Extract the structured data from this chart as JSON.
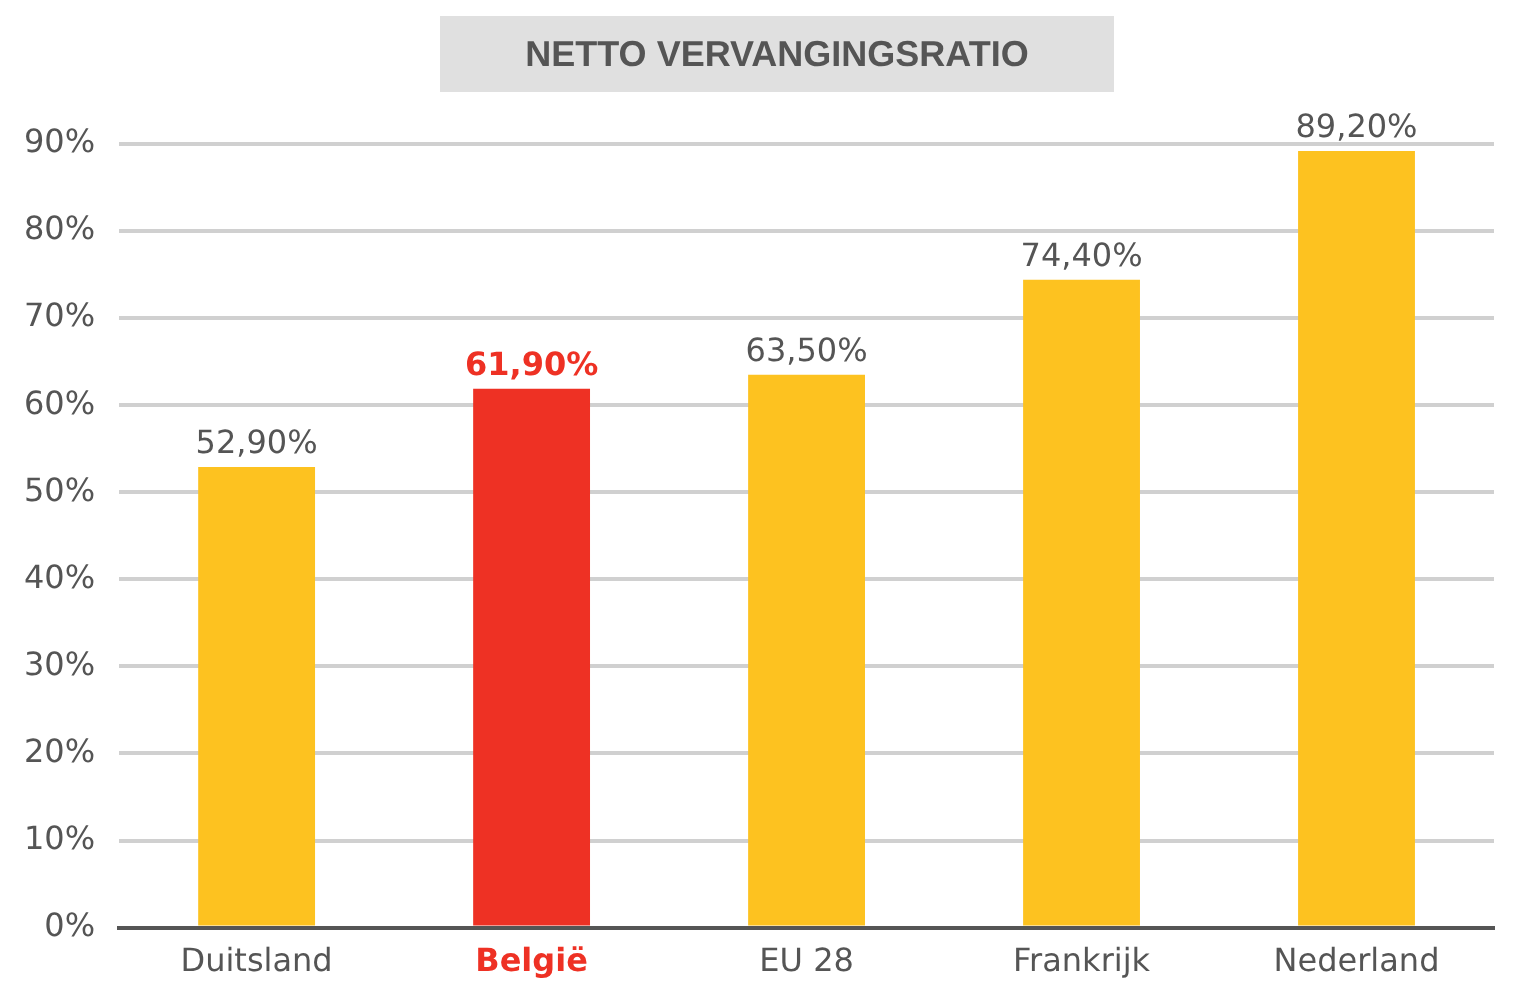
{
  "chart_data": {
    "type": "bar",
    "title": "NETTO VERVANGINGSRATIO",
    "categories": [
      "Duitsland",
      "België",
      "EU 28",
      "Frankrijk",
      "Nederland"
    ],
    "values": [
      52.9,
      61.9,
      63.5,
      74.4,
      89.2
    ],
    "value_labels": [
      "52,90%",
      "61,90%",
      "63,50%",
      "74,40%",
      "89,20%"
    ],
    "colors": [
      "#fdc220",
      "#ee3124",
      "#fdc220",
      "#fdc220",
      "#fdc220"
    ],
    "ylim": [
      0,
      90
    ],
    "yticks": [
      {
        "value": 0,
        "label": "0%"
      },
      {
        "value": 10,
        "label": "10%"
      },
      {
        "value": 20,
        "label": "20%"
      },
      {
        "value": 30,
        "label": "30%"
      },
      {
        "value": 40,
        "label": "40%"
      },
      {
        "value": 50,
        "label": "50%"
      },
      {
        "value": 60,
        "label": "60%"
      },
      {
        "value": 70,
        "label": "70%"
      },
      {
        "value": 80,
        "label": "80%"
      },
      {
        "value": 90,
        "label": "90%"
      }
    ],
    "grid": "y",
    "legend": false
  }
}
- - - - - - -
* Stated task:
The records above are to be restated exactly, without their pictures.

* Correct result:
Extract the structured data from this chart as JSON.
{
  "chart_data": {
    "type": "bar",
    "title": "NETTO VERVANGINGSRATIO",
    "categories": [
      "Duitsland",
      "België",
      "EU 28",
      "Frankrijk",
      "Nederland"
    ],
    "values": [
      52.9,
      61.9,
      63.5,
      74.4,
      89.2
    ],
    "value_labels": [
      "52,90%",
      "61,90%",
      "63,50%",
      "74,40%",
      "89,20%"
    ],
    "colors": [
      "#fdc220",
      "#ee3124",
      "#fdc220",
      "#fdc220",
      "#fdc220"
    ],
    "ylim": [
      0,
      90
    ],
    "yticks": [
      {
        "value": 0,
        "label": "0%"
      },
      {
        "value": 10,
        "label": "10%"
      },
      {
        "value": 20,
        "label": "20%"
      },
      {
        "value": 30,
        "label": "30%"
      },
      {
        "value": 40,
        "label": "40%"
      },
      {
        "value": 50,
        "label": "50%"
      },
      {
        "value": 60,
        "label": "60%"
      },
      {
        "value": 70,
        "label": "70%"
      },
      {
        "value": 80,
        "label": "80%"
      },
      {
        "value": 90,
        "label": "90%"
      }
    ],
    "grid": "y",
    "legend": false
  }
}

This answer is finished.